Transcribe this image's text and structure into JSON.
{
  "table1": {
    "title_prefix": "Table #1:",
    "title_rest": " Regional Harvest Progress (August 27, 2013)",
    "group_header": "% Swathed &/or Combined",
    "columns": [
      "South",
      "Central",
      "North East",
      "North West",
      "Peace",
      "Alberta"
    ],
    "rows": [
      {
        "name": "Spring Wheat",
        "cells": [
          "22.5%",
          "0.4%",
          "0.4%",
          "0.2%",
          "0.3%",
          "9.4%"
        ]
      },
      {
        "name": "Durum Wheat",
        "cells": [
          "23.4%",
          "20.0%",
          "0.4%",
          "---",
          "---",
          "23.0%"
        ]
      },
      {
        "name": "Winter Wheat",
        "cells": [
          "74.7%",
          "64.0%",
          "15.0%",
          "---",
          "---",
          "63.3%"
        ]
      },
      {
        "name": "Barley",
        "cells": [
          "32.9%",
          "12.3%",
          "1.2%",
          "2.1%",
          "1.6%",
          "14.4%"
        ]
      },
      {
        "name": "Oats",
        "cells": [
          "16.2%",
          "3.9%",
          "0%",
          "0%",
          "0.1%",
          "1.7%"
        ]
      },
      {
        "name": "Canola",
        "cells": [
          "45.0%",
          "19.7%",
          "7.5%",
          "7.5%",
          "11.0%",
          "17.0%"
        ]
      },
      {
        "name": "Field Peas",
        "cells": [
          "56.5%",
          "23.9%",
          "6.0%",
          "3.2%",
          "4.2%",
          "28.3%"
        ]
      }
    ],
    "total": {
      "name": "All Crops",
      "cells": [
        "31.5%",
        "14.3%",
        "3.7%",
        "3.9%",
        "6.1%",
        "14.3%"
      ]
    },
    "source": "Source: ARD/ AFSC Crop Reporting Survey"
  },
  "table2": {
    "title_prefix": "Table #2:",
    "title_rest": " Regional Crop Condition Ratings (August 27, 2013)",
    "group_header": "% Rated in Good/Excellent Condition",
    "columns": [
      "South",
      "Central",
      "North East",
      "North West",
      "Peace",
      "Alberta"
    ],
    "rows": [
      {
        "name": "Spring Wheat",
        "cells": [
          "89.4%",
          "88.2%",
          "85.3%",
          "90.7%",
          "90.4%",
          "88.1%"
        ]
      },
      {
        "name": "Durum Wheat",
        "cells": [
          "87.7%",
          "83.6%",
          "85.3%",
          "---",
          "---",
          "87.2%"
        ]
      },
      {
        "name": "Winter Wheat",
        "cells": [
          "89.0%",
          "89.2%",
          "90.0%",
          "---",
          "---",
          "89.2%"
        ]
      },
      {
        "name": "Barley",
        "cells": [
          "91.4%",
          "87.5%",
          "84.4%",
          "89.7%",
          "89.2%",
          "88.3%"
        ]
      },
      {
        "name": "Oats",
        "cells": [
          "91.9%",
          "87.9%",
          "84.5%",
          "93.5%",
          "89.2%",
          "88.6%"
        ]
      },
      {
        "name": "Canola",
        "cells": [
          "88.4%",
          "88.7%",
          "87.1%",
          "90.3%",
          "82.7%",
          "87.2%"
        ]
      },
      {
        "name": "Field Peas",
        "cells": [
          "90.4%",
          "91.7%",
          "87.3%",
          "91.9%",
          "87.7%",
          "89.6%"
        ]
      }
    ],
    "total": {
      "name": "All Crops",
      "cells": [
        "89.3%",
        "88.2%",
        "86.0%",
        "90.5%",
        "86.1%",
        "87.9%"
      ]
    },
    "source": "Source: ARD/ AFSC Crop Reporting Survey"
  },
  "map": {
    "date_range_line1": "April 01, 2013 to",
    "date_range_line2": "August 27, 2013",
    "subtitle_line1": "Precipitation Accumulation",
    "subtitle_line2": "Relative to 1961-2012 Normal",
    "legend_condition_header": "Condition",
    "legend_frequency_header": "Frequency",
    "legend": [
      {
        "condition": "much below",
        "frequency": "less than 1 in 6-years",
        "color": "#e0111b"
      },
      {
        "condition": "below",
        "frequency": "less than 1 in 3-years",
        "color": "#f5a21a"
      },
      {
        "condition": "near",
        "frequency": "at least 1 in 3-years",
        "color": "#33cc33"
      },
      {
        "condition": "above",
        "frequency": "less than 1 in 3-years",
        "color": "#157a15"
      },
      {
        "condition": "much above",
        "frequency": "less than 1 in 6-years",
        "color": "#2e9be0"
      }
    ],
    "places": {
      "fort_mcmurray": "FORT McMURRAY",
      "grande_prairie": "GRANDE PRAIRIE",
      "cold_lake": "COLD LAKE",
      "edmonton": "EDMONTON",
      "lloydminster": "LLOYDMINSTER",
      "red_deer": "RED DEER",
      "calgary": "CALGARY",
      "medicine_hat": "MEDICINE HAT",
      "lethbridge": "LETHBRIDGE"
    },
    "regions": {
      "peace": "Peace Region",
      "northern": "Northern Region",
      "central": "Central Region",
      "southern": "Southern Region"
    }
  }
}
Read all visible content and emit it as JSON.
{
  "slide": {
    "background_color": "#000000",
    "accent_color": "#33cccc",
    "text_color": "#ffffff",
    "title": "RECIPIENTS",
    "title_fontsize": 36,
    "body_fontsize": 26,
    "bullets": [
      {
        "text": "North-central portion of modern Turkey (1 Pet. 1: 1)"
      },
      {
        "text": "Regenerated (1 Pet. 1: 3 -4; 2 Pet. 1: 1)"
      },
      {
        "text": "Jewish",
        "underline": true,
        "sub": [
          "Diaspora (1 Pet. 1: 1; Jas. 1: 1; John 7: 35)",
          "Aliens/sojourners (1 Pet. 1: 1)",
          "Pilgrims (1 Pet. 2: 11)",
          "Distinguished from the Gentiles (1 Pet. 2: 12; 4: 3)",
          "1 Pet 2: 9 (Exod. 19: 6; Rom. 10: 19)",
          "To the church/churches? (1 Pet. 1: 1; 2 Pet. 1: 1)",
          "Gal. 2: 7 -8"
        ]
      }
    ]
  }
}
────────────────
Exercise brief:
Nothing but the lines from the line with "Read all visible content and emit it as JSON." to the last line of the listing above should appear; please retype them exactly, both ends included.

Full output:
Read all visible content and emit it as JSON.
{
  "slide": {
    "background_color": "#000000",
    "accent_color": "#33cccc",
    "text_color": "#ffffff",
    "title": "RECIPIENTS",
    "title_fontsize": 36,
    "body_fontsize": 26,
    "bullets": [
      {
        "text": "North-central portion of modern Turkey (1 Pet. 1: 1)"
      },
      {
        "text": "Regenerated (1 Pet. 1: 3 -4; 2 Pet. 1: 1)"
      },
      {
        "text": "Jewish",
        "underline": true,
        "sub": [
          "Diaspora (1 Pet. 1: 1; Jas. 1: 1; John 7: 35)",
          "Aliens/sojourners (1 Pet. 1: 1)",
          "Pilgrims (1 Pet. 2: 11)",
          "Distinguished from the Gentiles (1 Pet. 2: 12; 4: 3)",
          "1 Pet 2: 9 (Exod. 19: 6; Rom. 10: 19)",
          "To the church/churches? (1 Pet. 1: 1; 2 Pet. 1: 1)",
          "Gal. 2: 7 -8"
        ]
      }
    ]
  }
}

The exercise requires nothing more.